"""
GSD Evaluation Challenges
-------------------------
The :ref:`gsd_evaluation` example demonstrates how to evaluate the performance of a GSD algorithm on a single datapoint
 and explains the individual performance metrics that are calculated.

With that you could set up a custom evaluation pipeline to run and then score the output of a GSD algorithm
multiple datapoints and then aggregate the results.
To make this process easier, we set up opinionated evaluation challenges that can be used to quickly perform the same
evaluation with multiple algorithms and datasets.

Below, we will show how to use them on the example dataset.
"""

# %%
# Dataset
# -------
# To use the challenges, we need to dataset with reference information in the expected format.
# We will use the :class:`~mobgap.data.LabExampleDataset` for this purpose.
from mobgap.data import LabExampleDataset

long_test = LabExampleDataset(reference_system="INDIP").get_subset(
    test="Test11"

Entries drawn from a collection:
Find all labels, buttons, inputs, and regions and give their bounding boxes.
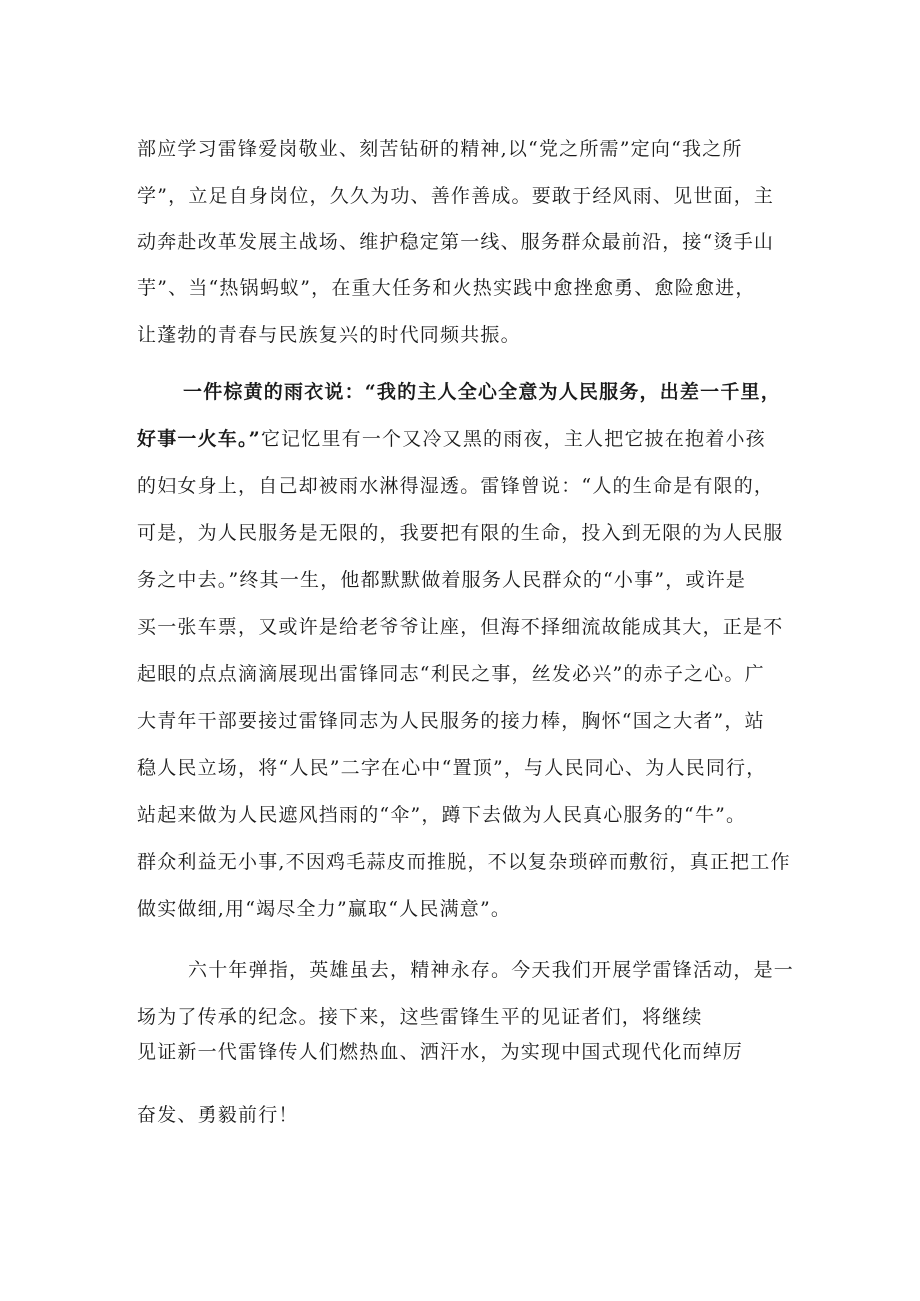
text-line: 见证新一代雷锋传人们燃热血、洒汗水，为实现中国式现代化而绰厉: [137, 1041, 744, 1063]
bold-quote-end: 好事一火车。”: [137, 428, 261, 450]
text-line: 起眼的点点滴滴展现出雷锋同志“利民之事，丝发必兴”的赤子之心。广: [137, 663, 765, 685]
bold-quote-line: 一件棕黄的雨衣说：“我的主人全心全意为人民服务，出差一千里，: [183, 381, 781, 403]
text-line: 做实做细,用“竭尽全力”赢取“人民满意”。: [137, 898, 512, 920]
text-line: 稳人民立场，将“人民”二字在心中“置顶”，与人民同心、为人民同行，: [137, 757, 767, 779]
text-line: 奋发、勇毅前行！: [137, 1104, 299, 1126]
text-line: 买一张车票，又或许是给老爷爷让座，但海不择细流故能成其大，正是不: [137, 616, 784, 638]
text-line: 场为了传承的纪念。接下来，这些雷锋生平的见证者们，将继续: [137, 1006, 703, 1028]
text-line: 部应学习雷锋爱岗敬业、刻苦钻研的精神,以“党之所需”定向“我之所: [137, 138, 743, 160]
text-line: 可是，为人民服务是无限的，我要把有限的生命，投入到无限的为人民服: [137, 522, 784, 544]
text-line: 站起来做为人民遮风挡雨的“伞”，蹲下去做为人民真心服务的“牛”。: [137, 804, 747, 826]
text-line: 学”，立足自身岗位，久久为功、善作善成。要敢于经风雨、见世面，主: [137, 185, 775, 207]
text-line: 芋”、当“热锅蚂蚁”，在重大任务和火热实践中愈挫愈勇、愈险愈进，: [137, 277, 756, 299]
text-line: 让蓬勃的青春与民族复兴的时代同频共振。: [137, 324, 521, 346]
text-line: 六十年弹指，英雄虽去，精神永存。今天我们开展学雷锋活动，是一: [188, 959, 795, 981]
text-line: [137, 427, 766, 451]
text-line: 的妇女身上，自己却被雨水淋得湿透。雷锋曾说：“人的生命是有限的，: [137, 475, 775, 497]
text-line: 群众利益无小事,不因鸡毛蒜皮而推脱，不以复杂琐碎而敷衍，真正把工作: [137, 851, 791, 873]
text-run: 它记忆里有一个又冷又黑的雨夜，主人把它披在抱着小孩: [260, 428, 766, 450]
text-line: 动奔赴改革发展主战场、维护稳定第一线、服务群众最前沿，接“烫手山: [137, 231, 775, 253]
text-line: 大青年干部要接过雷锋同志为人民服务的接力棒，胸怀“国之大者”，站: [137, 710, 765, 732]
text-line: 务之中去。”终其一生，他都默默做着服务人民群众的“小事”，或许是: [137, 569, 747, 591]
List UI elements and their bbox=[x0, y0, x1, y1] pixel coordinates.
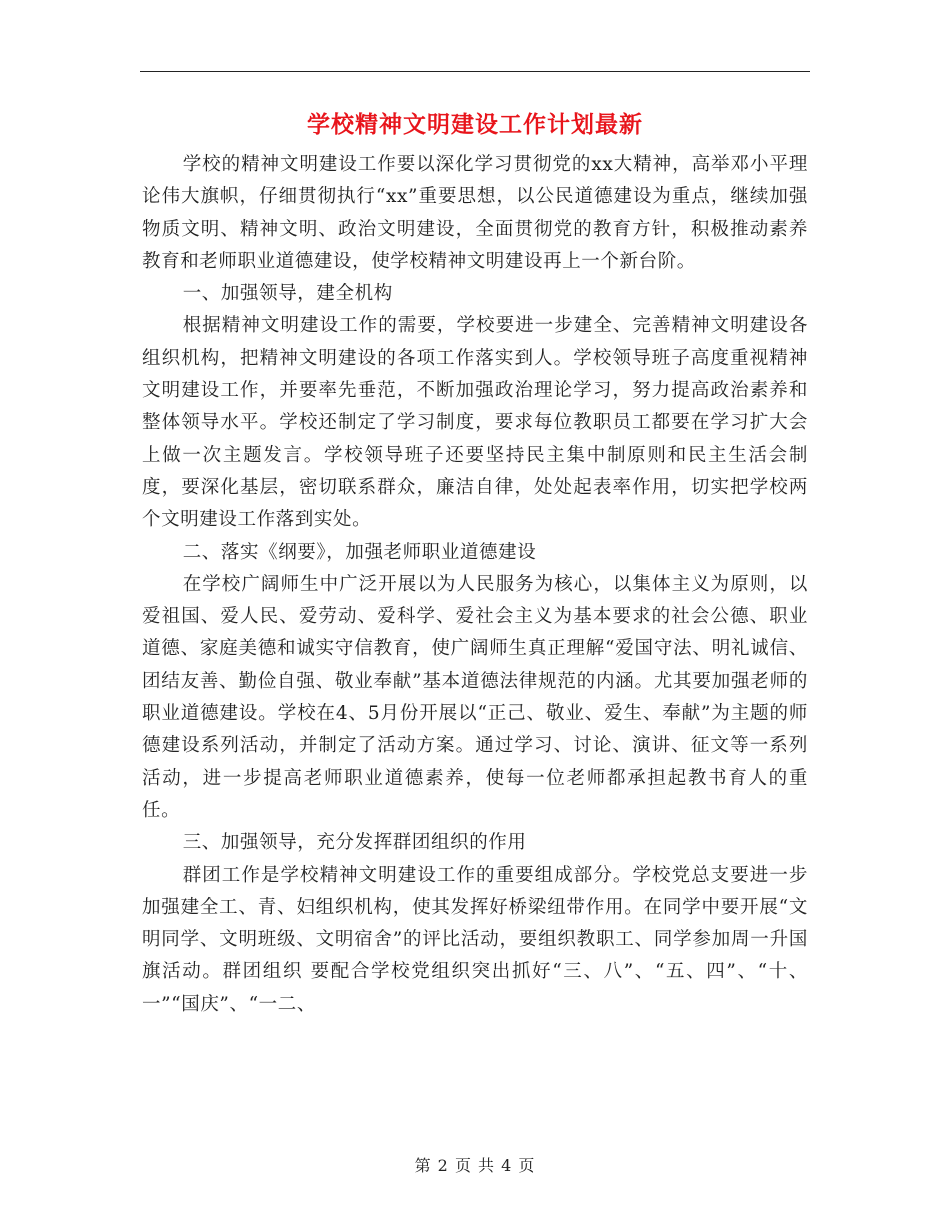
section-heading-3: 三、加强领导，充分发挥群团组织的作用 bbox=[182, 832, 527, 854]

:: WORK REQUIRED ::
Rewrite the GSD evaluation challenges text between "To make this" and "the expected format.", inclusive, replacing "opinionated" with "preconfigured".

:: ANSWER ::
To make this process easier, we set up preconfigured evaluation challenges that can be used to quickly perform the same
evaluation with multiple algorithms and datasets.

Below, we will show how to use them on the example dataset.
"""

# %%
# Dataset
# -------
# To use the challenges, we need to dataset with reference information in the expected format.